## Work to be completed
Skip the pictures. Transcribe the rest of the data below without changing a word.

━━━━

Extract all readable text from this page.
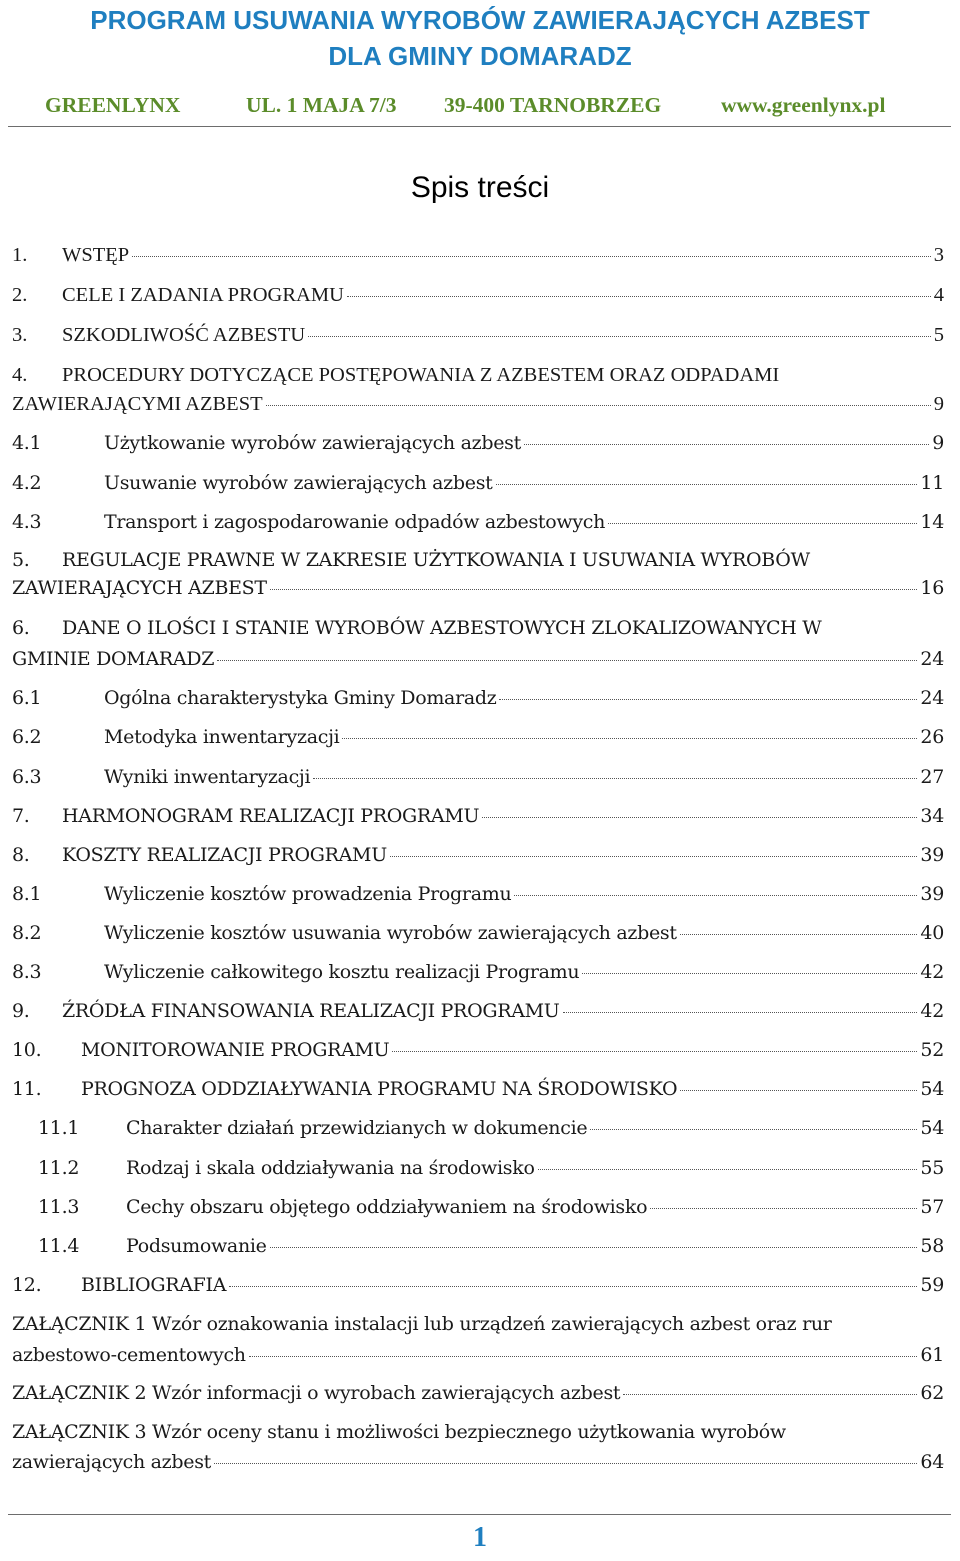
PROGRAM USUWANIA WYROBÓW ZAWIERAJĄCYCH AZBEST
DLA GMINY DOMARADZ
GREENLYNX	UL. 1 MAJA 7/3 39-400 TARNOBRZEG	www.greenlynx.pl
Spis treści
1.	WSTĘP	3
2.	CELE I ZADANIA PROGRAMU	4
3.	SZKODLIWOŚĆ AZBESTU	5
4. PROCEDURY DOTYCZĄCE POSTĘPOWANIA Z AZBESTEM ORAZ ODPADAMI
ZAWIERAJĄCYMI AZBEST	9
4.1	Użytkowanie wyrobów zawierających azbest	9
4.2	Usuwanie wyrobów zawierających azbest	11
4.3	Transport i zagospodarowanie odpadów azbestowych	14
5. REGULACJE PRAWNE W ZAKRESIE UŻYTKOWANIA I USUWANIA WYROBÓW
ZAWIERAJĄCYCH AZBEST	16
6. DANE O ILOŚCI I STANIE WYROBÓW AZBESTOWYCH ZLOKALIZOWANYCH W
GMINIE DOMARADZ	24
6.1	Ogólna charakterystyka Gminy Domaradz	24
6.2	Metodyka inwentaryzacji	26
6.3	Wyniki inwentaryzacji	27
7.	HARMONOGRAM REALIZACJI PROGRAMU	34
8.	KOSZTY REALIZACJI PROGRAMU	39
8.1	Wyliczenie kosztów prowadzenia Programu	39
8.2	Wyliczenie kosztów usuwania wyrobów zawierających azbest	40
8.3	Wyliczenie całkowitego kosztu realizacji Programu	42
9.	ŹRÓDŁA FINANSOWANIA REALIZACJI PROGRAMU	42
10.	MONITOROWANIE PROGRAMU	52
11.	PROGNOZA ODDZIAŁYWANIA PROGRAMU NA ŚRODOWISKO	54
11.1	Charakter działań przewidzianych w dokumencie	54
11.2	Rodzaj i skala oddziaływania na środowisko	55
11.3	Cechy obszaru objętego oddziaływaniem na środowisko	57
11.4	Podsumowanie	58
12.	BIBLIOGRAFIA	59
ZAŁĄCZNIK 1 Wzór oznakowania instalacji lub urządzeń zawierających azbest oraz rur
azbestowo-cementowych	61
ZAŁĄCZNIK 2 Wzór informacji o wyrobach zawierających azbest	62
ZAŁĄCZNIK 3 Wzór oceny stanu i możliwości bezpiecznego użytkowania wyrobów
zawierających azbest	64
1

━━━━

## Answer for this exercise
Extract all readable text from this page.
PROGRAM USUWANIA WYROBÓW ZAWIERAJĄCYCH AZBEST
DLA GMINY DOMARADZ
GREENLYNX	UL. 1 MAJA 7/3 39-400 TARNOBRZEG	www.greenlynx.pl
Spis treści
1.	WSTĘP	3
2.	CELE I ZADANIA PROGRAMU	4
3.	SZKODLIWOŚĆ AZBESTU	5
4. PROCEDURY DOTYCZĄCE POSTĘPOWANIA Z AZBESTEM ORAZ ODPADAMI
ZAWIERAJĄCYMI AZBEST	9
4.1	Użytkowanie wyrobów zawierających azbest	9
4.2	Usuwanie wyrobów zawierających azbest	11
4.3	Transport i zagospodarowanie odpadów azbestowych	14
5. REGULACJE PRAWNE W ZAKRESIE UŻYTKOWANIA I USUWANIA WYROBÓW
ZAWIERAJĄCYCH AZBEST	16
6. DANE O ILOŚCI I STANIE WYROBÓW AZBESTOWYCH ZLOKALIZOWANYCH W
GMINIE DOMARADZ	24
6.1	Ogólna charakterystyka Gminy Domaradz	24
6.2	Metodyka inwentaryzacji	26
6.3	Wyniki inwentaryzacji	27
7.	HARMONOGRAM REALIZACJI PROGRAMU	34
8.	KOSZTY REALIZACJI PROGRAMU	39
8.1	Wyliczenie kosztów prowadzenia Programu	39
8.2	Wyliczenie kosztów usuwania wyrobów zawierających azbest	40
8.3	Wyliczenie całkowitego kosztu realizacji Programu	42
9.	ŹRÓDŁA FINANSOWANIA REALIZACJI PROGRAMU	42
10.	MONITOROWANIE PROGRAMU	52
11.	PROGNOZA ODDZIAŁYWANIA PROGRAMU NA ŚRODOWISKO	54
11.1	Charakter działań przewidzianych w dokumencie	54
11.2	Rodzaj i skala oddziaływania na środowisko	55
11.3	Cechy obszaru objętego oddziaływaniem na środowisko	57
11.4	Podsumowanie	58
12.	BIBLIOGRAFIA	59
ZAŁĄCZNIK 1 Wzór oznakowania instalacji lub urządzeń zawierających azbest oraz rur
azbestowo-cementowych	61
ZAŁĄCZNIK 2 Wzór informacji o wyrobach zawierających azbest	62
ZAŁĄCZNIK 3 Wzór oceny stanu i możliwości bezpiecznego użytkowania wyrobów
zawierających azbest	64
1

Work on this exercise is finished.